>> Begin Document section

In PyCharm pyenv-created environment can be used by specifying full path to the interpreter. In this case it would be ~/.pyenv/versions/3.5.2/envs/my-yum-app/bin/python.
Use-case: isolated & relocatable environments
Isolation level: system tools and libraries + python interpreter + site packages
Many external packages have complex system dependencies and the environment setup is complicated because of the need to satisfy these dependencies. In some cases these dependencies are internal for the team/company or highly customized. There are situations where needed system libraries conflict with other system elements or lack some specific compile-time enabled features which makes them hard to set up system-wide. Often it is also desirable to have several copies of completely reproducible environment without the need to create it every time - standard python virtual environments are not easily relocatable (that means they usually cannot be moved to a different path and still work reliably). Dedicated environment variables (like proxies), mount points or system-wide configuration may as well be a part of the environment setup.

>> End Document section

**Directive a**
In the excerpt on Python environments, what full interpreter path is given for using the pyenv-created environment in PyCharm?
The excerpt on Python environments and the entries after it are unrelated.

>> Begin Data records

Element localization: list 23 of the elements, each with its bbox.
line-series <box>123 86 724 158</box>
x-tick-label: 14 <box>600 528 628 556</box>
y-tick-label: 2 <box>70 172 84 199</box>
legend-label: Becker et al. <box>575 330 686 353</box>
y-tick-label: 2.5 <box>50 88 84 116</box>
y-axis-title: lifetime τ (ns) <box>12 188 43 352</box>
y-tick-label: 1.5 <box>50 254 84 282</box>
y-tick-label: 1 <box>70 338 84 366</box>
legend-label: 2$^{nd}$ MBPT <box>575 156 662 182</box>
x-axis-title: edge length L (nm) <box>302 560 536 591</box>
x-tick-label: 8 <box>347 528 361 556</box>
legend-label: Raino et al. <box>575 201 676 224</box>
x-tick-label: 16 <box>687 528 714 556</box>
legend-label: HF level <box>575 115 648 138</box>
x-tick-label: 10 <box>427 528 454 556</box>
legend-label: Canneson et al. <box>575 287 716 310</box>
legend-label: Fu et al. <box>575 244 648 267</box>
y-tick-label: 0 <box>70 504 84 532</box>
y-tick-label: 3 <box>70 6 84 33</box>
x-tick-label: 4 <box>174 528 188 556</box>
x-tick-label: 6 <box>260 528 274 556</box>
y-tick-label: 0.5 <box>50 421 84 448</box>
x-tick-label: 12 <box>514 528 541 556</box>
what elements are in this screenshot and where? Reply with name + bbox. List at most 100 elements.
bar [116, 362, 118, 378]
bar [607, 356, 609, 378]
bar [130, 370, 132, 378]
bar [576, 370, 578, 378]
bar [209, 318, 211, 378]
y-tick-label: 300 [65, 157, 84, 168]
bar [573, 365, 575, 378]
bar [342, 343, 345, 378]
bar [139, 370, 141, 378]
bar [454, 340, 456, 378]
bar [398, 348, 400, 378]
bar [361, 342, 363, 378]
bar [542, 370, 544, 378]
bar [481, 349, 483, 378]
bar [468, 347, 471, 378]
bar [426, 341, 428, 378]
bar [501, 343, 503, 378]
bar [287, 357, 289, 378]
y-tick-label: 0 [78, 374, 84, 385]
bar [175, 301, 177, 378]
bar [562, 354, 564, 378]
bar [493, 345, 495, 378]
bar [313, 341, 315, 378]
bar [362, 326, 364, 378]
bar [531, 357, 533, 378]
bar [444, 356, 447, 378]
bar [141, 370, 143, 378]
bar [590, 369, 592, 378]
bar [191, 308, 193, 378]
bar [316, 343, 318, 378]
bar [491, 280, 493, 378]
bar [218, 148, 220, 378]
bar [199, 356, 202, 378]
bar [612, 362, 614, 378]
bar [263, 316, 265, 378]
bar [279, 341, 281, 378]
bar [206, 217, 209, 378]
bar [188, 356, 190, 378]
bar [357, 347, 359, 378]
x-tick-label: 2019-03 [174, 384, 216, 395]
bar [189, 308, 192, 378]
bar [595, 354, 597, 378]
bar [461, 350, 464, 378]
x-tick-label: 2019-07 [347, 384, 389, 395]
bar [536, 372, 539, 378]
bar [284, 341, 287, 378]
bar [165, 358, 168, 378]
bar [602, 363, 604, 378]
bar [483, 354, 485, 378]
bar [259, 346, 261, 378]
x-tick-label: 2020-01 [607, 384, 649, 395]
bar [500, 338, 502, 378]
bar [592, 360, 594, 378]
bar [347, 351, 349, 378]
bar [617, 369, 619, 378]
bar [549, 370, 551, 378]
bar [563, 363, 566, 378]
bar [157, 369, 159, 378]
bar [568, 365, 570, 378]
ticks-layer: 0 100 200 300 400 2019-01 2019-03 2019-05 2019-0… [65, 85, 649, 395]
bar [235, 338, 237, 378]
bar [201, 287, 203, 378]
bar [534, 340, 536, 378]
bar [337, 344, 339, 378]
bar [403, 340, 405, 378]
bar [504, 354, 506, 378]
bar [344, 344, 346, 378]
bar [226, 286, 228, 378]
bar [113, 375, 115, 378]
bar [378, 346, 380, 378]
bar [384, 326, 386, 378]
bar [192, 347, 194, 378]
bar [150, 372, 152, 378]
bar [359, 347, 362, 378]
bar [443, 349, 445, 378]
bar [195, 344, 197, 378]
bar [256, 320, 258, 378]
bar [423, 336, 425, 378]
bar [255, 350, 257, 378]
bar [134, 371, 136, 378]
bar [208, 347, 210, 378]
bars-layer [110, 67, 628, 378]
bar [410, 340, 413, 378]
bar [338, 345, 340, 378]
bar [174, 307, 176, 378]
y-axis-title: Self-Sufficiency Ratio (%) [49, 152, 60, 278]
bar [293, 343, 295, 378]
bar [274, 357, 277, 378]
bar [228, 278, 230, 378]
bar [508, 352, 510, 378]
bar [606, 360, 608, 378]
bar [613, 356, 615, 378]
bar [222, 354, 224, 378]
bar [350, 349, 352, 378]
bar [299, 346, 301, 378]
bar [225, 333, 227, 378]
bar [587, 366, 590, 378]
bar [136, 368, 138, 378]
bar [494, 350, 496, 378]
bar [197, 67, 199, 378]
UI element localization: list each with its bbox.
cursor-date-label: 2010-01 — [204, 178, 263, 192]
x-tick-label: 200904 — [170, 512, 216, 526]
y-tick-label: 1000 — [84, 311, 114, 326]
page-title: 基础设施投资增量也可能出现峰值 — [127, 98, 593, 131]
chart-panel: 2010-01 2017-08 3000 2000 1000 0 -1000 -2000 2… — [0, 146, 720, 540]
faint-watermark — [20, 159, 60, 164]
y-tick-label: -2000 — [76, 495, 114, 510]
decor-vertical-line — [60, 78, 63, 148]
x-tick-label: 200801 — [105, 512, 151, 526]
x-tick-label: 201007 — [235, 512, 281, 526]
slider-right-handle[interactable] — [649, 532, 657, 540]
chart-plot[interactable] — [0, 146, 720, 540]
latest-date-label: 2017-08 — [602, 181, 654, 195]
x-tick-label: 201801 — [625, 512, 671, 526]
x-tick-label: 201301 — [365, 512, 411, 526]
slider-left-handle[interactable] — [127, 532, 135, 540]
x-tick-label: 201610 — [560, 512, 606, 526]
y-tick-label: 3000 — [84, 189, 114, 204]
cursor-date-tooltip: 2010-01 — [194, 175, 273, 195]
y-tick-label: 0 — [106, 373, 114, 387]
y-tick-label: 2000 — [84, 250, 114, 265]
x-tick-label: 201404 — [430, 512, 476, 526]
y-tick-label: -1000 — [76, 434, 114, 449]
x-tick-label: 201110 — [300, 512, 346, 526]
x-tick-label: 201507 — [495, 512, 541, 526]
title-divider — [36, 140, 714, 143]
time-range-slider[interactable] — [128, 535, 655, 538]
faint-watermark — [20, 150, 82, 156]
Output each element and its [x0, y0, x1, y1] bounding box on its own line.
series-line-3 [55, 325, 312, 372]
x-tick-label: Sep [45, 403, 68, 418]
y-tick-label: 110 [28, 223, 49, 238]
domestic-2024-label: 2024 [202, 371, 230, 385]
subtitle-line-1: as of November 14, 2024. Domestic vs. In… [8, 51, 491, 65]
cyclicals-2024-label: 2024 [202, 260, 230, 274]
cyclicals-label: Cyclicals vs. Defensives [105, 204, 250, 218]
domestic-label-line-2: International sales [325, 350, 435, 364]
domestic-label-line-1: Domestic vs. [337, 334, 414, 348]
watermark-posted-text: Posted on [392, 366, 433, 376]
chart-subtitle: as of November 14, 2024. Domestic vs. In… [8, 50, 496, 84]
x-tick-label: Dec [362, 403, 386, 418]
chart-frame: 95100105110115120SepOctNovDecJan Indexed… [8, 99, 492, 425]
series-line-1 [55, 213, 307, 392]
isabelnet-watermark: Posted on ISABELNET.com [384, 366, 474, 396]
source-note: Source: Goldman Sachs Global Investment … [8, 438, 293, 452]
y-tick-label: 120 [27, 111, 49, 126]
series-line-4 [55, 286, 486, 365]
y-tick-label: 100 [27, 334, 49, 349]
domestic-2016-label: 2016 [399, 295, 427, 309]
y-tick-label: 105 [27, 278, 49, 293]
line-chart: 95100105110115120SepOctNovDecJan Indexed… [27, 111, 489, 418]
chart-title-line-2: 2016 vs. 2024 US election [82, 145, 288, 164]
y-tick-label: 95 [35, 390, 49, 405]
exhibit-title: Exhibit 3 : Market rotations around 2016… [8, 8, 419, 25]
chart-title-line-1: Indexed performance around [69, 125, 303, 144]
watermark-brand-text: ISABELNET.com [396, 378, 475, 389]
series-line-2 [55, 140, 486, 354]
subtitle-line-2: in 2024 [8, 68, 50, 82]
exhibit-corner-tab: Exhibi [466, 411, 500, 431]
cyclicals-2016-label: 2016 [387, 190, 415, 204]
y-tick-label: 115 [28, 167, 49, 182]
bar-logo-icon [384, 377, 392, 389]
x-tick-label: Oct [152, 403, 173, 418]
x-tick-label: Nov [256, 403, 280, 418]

>> End Data records

**Directive b**
Rewrite the stretch of entries from their start through the line containing "y-tick-label: 1.5 <box>50 254 84 282</box>", renaming "y-tick-label" to "vertical-tick-label" and leaving everything else unchanged.

**Task answer a**
~/.pyenv/versions/3.5.2/envs/my-yum-app/bin/python

**Task answer b**
Element localization: list 23 of the elements, each with its bbox.
line-series <box>123 86 724 158</box>
x-tick-label: 14 <box>600 528 628 556</box>
vertical-tick-label: 2 <box>70 172 84 199</box>
legend-label: Becker et al. <box>575 330 686 353</box>
vertical-tick-label: 2.5 <box>50 88 84 116</box>
y-axis-title: lifetime τ (ns) <box>12 188 43 352</box>
vertical-tick-label: 1.5 <box>50 254 84 282</box>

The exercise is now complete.